* _Problem requirements_
Exactly as written, quote every line that follows, skipping the images.

** Start of Dataset records **

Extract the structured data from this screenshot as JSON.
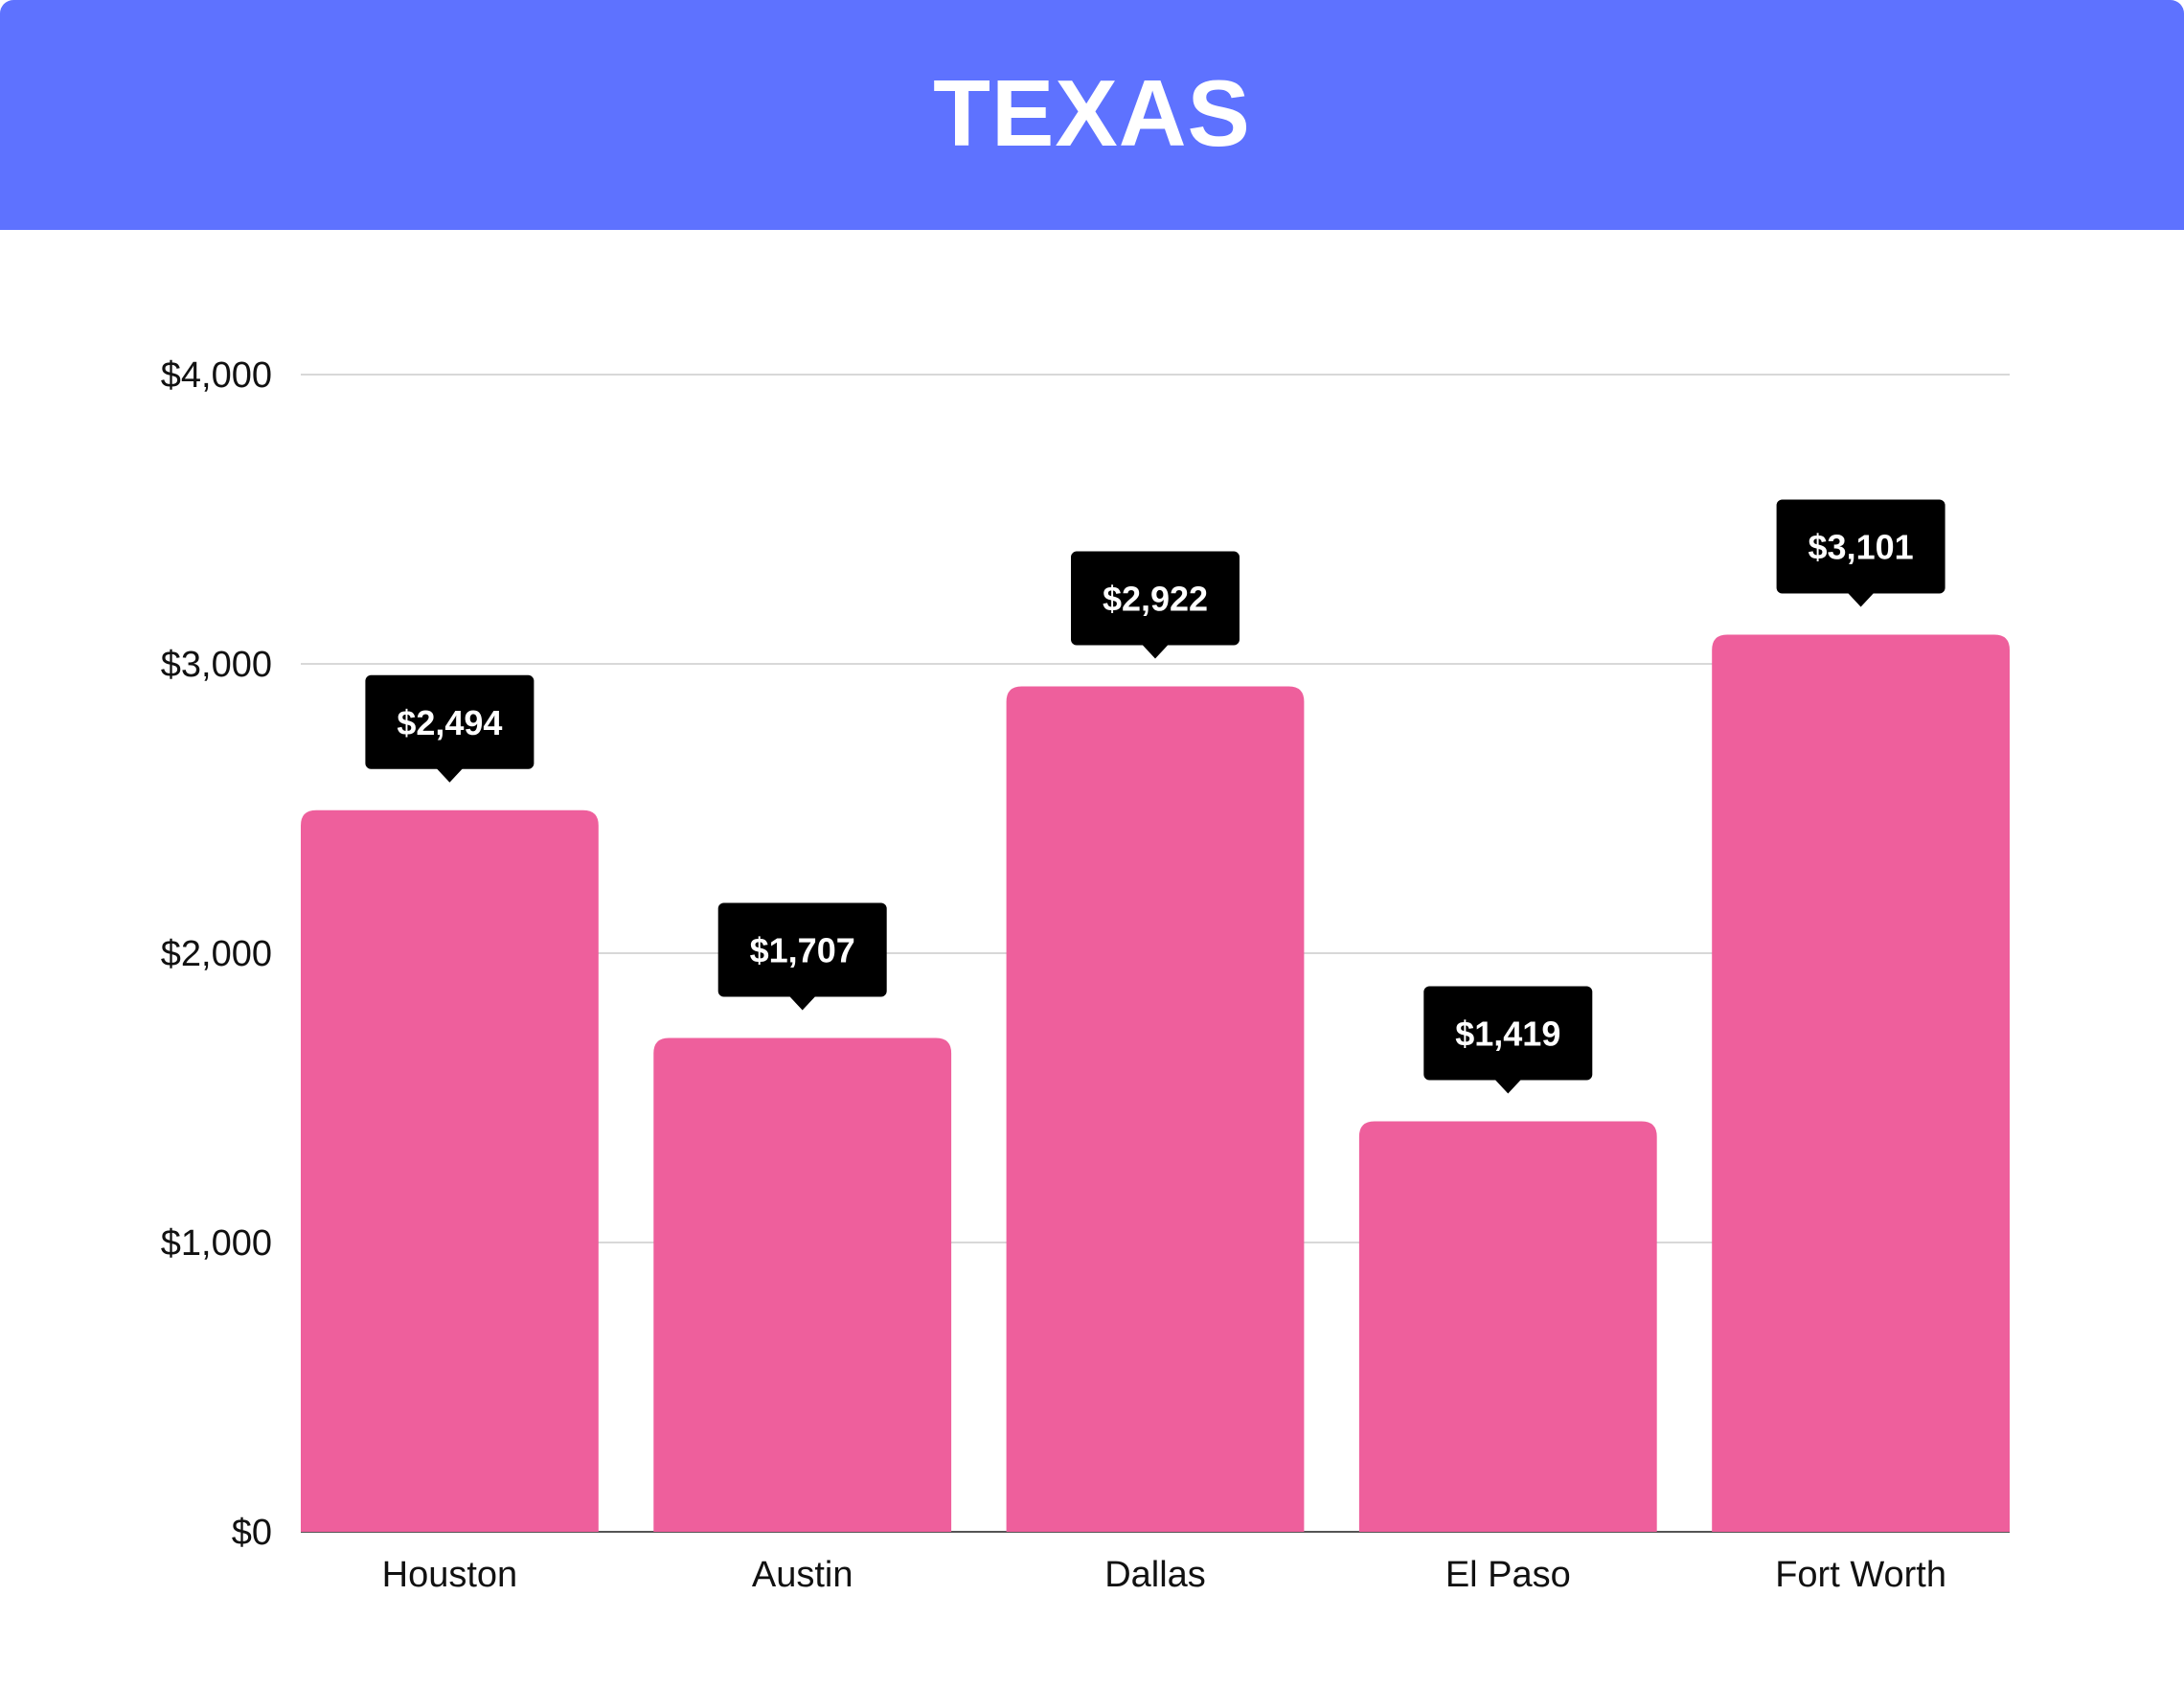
{
  "header": {
    "title": "TEXAS",
    "background_color": "#5E72FF"
  },
  "chart_data": {
    "type": "bar",
    "title": "TEXAS",
    "categories": [
      "Houston",
      "Austin",
      "Dallas",
      "El Paso",
      "Fort Worth"
    ],
    "values": [
      2494,
      1707,
      2922,
      1419,
      3101
    ],
    "data_labels": [
      "$2,494",
      "$1,707",
      "$2,922",
      "$1,419",
      "$3,101"
    ],
    "y_ticks": [
      0,
      1000,
      2000,
      3000,
      4000
    ],
    "y_tick_labels": [
      "$0",
      "$1,000",
      "$2,000",
      "$3,000",
      "$4,000"
    ],
    "ylim": [
      0,
      4000
    ],
    "xlabel": "",
    "ylabel": "",
    "grid": true,
    "legend": "none",
    "colors": {
      "bar": "#EE5F9C",
      "label_box": "#000000",
      "label_text": "#ffffff",
      "grid": "#cccccc",
      "axis_text": "#111111"
    }
  }
}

** End of Dataset records **

* _Exercise result_
Extract the structured data from this screenshot as JSON.
{
  "header": {
    "title": "TEXAS",
    "background_color": "#5E72FF"
  },
  "chart_data": {
    "type": "bar",
    "title": "TEXAS",
    "categories": [
      "Houston",
      "Austin",
      "Dallas",
      "El Paso",
      "Fort Worth"
    ],
    "values": [
      2494,
      1707,
      2922,
      1419,
      3101
    ],
    "data_labels": [
      "$2,494",
      "$1,707",
      "$2,922",
      "$1,419",
      "$3,101"
    ],
    "y_ticks": [
      0,
      1000,
      2000,
      3000,
      4000
    ],
    "y_tick_labels": [
      "$0",
      "$1,000",
      "$2,000",
      "$3,000",
      "$4,000"
    ],
    "ylim": [
      0,
      4000
    ],
    "xlabel": "",
    "ylabel": "",
    "grid": true,
    "legend": "none",
    "colors": {
      "bar": "#EE5F9C",
      "label_box": "#000000",
      "label_text": "#ffffff",
      "grid": "#cccccc",
      "axis_text": "#111111"
    }
  }
}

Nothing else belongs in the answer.